**Work to complete:** Go through the listing below and gather every line with the word "this".
**** Entries ****
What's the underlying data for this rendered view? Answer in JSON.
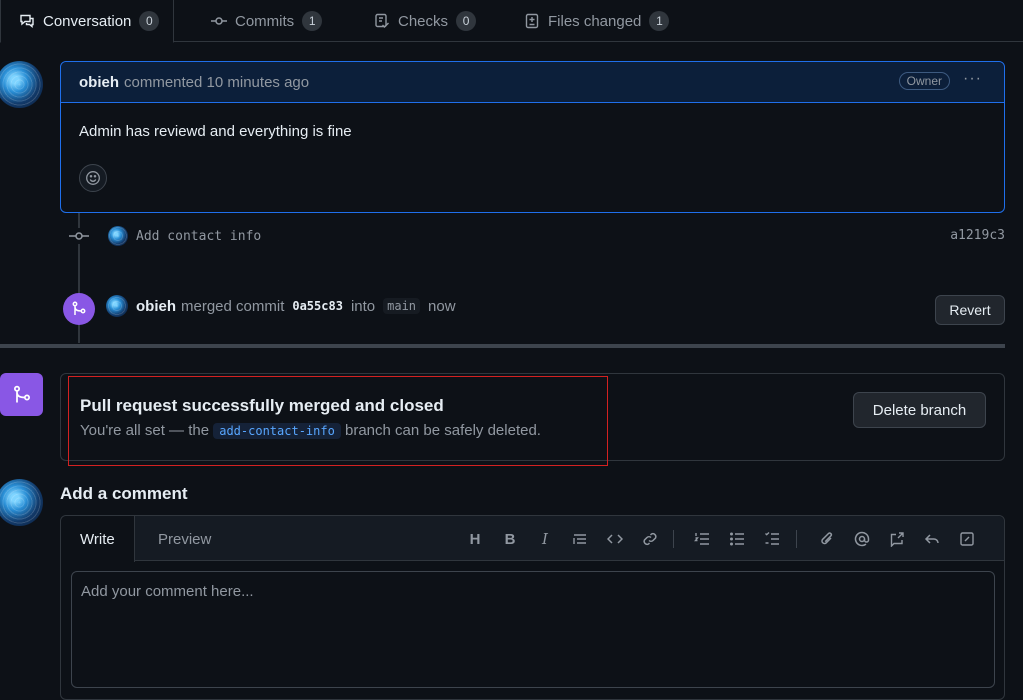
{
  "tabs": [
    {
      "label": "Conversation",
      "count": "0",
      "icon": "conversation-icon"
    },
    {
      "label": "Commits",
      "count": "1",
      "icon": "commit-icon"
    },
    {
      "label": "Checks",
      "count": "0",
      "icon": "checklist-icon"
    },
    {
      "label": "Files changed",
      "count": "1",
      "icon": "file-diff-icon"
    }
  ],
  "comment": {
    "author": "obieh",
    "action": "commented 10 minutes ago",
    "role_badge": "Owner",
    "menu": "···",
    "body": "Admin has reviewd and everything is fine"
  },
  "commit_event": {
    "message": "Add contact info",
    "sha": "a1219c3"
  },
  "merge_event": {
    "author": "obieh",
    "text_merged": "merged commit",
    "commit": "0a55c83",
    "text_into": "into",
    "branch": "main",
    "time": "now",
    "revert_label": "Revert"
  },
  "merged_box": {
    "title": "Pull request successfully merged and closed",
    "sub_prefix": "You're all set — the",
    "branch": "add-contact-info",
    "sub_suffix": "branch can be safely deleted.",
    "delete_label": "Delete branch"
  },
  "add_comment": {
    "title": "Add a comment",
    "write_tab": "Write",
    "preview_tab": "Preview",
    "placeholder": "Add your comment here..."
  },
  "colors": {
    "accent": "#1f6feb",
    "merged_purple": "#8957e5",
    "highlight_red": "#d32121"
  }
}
****
**** Entries ****
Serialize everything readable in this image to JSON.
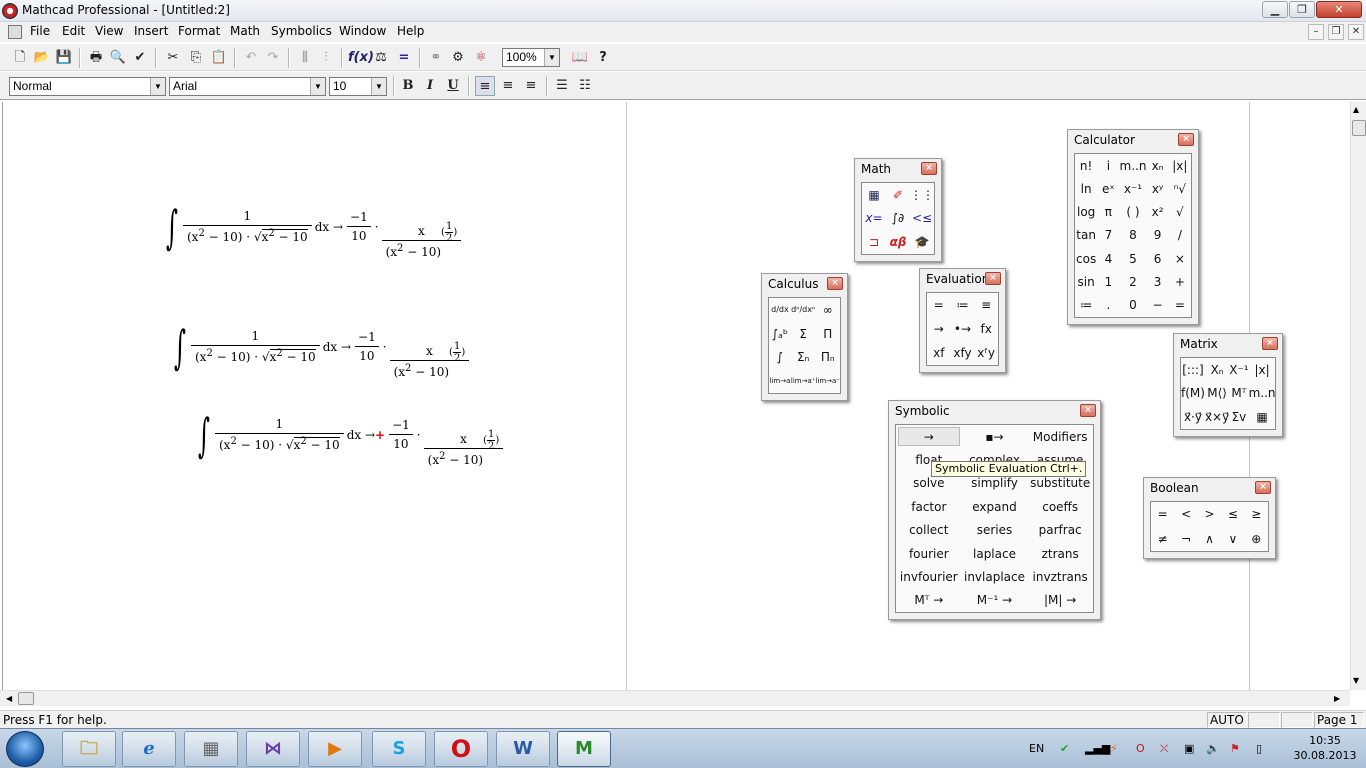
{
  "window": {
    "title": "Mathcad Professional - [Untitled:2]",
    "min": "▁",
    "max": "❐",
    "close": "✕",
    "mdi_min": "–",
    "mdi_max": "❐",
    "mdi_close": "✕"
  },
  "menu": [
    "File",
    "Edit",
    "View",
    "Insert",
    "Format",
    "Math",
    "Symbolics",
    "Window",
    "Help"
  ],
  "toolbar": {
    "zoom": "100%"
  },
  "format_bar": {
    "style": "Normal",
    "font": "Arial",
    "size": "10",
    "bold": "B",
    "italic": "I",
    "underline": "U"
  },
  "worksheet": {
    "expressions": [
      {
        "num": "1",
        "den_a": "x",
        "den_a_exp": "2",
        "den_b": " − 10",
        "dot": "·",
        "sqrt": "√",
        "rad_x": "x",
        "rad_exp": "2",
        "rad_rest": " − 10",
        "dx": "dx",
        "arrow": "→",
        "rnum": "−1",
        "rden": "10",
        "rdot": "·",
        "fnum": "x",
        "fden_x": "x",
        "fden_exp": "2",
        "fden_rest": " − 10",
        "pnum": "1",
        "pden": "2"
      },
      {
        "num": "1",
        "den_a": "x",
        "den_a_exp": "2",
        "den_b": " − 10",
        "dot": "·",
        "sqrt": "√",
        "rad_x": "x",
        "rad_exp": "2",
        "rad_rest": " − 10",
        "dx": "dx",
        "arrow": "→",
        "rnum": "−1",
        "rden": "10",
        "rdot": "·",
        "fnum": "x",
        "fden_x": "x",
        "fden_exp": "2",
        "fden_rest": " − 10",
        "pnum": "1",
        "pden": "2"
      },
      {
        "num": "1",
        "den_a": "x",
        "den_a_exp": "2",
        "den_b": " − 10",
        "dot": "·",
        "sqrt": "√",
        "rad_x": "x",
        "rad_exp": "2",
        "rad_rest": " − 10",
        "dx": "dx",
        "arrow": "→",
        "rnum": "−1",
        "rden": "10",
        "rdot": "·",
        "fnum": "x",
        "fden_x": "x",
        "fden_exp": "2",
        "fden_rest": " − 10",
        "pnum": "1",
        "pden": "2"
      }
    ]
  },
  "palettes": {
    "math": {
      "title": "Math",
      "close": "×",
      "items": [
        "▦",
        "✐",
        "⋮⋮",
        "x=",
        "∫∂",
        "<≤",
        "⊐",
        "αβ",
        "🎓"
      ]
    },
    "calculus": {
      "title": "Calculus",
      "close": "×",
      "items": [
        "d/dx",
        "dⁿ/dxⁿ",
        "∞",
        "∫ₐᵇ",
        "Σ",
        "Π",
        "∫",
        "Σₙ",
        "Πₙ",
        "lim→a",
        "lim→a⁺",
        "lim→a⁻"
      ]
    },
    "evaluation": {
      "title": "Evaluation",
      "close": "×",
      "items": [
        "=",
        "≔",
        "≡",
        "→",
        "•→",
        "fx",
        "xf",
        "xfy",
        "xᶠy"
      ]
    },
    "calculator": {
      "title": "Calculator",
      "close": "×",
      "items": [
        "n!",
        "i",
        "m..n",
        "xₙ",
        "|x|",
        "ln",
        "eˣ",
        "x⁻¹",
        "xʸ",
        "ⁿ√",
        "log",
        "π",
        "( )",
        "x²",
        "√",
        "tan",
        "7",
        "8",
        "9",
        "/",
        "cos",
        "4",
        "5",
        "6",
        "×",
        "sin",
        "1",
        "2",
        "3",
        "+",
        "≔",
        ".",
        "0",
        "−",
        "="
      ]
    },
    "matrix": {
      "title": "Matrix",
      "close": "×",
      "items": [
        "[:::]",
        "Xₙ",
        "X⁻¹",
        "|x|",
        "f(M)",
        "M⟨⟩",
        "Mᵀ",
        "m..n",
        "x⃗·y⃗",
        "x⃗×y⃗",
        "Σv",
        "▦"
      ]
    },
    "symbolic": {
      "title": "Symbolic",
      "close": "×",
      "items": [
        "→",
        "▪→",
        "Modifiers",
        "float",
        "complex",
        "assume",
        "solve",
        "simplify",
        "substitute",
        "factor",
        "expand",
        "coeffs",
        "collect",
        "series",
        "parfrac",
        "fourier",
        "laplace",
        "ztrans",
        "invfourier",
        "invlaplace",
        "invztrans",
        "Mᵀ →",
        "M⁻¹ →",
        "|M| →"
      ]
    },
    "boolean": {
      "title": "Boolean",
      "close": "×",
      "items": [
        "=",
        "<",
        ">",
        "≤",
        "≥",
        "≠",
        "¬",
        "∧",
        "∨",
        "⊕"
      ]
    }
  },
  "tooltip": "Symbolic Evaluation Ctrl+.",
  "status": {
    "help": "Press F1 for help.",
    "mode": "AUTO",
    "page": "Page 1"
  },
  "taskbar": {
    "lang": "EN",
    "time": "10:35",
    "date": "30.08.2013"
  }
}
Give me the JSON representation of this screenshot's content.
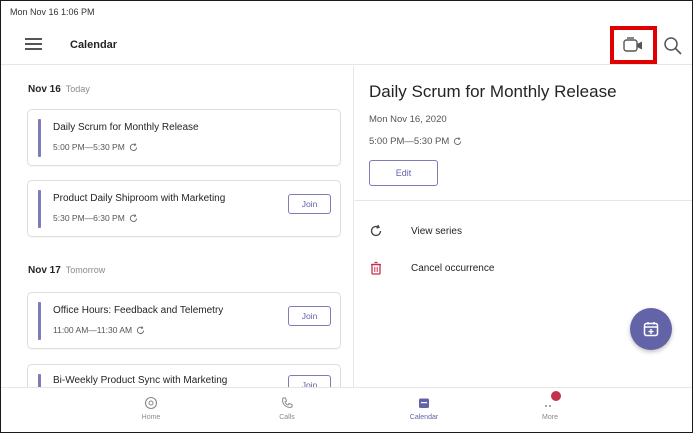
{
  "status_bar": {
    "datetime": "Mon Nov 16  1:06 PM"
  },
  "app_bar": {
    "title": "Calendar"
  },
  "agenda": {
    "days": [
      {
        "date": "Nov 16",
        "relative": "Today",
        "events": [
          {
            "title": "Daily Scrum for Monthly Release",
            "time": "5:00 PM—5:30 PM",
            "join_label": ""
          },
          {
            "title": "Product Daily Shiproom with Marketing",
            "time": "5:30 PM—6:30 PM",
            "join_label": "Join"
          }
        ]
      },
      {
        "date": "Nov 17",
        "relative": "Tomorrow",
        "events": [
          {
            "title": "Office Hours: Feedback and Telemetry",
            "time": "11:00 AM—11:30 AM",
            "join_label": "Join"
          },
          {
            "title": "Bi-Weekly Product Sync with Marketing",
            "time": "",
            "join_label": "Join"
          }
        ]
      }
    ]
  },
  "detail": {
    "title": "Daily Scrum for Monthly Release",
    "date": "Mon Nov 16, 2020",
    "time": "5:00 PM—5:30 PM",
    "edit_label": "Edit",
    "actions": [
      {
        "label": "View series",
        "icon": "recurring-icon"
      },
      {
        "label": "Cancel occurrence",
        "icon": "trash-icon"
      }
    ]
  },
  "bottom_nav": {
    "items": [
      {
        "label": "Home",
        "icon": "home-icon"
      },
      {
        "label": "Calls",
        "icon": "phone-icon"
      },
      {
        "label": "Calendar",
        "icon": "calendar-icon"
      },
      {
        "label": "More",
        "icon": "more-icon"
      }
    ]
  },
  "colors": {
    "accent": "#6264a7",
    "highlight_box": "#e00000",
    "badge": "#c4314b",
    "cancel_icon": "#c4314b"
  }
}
****
**Output below:**
What's the underlying data for this rendered view? Answer in JSON.
Serialize everything readable in this image to JSON.
Give me the JSON representation of this screenshot's content.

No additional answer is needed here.